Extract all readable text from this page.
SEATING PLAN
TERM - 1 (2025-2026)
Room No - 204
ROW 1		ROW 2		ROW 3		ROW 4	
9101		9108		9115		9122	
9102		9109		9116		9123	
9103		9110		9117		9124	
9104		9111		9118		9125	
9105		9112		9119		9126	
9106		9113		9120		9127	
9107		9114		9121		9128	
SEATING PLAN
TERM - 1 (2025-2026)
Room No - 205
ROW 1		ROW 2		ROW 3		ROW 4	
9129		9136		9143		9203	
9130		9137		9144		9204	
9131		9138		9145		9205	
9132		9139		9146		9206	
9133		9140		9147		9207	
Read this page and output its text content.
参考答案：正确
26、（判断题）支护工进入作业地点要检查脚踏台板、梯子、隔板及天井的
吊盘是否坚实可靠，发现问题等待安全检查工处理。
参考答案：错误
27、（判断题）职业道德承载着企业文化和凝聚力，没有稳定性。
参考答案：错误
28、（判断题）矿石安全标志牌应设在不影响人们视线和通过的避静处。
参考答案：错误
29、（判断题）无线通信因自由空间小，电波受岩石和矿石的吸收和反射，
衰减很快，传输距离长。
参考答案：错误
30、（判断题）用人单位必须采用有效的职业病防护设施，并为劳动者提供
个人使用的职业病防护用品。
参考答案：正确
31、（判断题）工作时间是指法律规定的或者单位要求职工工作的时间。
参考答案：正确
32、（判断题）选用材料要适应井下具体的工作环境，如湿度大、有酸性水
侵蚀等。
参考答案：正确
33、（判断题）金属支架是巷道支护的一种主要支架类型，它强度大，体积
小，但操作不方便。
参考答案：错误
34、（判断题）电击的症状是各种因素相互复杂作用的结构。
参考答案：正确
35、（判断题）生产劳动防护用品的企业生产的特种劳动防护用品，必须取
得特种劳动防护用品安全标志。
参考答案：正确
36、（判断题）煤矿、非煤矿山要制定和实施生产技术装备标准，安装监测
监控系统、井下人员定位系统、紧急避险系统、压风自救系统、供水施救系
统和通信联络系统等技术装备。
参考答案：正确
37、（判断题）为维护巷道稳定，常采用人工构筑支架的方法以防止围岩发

════════════════

Restate all of the entries exactly, please.

■ **Correct response**:
Extract all readable text from this page.
SEATING PLAN
TERM - 1 (2025-2026)
Room No - 204
ROW 1		ROW 2		ROW 3		ROW 4	
9101		9108		9115		9122	
9102		9109		9116		9123	
9103		9110		9117		9124	
9104		9111		9118		9125	
9105		9112		9119		9126	
9106		9113		9120		9127	
9107		9114		9121		9128	
SEATING PLAN
TERM - 1 (2025-2026)
Room No - 205
ROW 1		ROW 2		ROW 3		ROW 4	
9129		9136		9143		9203	
9130		9137		9144		9204	
9131		9138		9145		9205	
9132		9139		9146		9206	
9133		9140		9147		9207	
Read this page and output its text content.
参考答案：正确
26、（判断题）支护工进入作业地点要检查脚踏台板、梯子、隔板及天井的
吊盘是否坚实可靠，发现问题等待安全检查工处理。
参考答案：错误
27、（判断题）职业道德承载着企业文化和凝聚力，没有稳定性。
参考答案：错误
28、（判断题）矿石安全标志牌应设在不影响人们视线和通过的避静处。
参考答案：错误
29、（判断题）无线通信因自由空间小，电波受岩石和矿石的吸收和反射，
衰减很快，传输距离长。
参考答案：错误
30、（判断题）用人单位必须采用有效的职业病防护设施，并为劳动者提供
个人使用的职业病防护用品。
参考答案：正确
31、（判断题）工作时间是指法律规定的或者单位要求职工工作的时间。
参考答案：正确
32、（判断题）选用材料要适应井下具体的工作环境，如湿度大、有酸性水
侵蚀等。
参考答案：正确
33、（判断题）金属支架是巷道支护的一种主要支架类型，它强度大，体积
小，但操作不方便。
参考答案：错误
34、（判断题）电击的症状是各种因素相互复杂作用的结构。
参考答案：正确
35、（判断题）生产劳动防护用品的企业生产的特种劳动防护用品，必须取
得特种劳动防护用品安全标志。
参考答案：正确
36、（判断题）煤矿、非煤矿山要制定和实施生产技术装备标准，安装监测
监控系统、井下人员定位系统、紧急避险系统、压风自救系统、供水施救系
统和通信联络系统等技术装备。
参考答案：正确
37、（判断题）为维护巷道稳定，常采用人工构筑支架的方法以防止围岩发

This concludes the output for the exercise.